[START Material shown]

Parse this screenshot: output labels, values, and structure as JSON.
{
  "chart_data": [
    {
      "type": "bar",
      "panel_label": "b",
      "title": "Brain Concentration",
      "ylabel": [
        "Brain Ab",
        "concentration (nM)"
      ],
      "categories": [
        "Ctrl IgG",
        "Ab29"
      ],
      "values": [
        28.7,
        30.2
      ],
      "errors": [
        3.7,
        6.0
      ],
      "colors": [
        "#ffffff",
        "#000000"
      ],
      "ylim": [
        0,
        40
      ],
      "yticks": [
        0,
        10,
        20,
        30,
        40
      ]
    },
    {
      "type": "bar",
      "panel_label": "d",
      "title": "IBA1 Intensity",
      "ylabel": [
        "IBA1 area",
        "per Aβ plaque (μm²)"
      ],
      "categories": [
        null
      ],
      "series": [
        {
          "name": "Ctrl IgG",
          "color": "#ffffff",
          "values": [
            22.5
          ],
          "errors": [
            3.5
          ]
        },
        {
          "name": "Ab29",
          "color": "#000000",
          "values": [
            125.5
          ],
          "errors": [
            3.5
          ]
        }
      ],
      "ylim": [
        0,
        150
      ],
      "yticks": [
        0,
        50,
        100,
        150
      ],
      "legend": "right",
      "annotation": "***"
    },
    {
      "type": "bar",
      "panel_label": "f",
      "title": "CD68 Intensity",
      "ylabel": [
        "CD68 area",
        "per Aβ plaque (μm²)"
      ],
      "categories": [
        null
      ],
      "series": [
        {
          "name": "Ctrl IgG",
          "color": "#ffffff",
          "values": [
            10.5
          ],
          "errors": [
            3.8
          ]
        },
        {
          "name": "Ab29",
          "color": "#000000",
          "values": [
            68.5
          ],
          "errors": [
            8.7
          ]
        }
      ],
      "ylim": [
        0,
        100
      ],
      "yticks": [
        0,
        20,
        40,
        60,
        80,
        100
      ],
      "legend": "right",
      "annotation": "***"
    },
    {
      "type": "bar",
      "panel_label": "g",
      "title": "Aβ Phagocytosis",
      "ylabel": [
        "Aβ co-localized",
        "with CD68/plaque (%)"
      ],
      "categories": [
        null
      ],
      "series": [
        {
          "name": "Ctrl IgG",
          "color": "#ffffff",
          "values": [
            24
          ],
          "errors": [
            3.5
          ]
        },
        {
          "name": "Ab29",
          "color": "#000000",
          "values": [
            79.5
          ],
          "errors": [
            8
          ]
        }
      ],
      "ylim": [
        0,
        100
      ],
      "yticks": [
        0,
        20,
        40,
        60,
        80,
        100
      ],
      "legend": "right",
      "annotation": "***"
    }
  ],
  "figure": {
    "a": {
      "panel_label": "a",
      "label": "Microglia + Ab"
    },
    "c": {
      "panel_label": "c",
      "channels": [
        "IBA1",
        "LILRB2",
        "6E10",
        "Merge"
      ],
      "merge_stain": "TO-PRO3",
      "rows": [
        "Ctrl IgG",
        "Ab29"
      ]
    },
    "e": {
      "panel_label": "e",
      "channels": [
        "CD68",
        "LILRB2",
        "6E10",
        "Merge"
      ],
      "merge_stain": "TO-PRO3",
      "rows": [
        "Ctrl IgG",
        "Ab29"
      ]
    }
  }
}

[END Material shown]

▶ **The task**
Count the lines that hold the string "title" and state that number alone.

▶ **Task answer**
4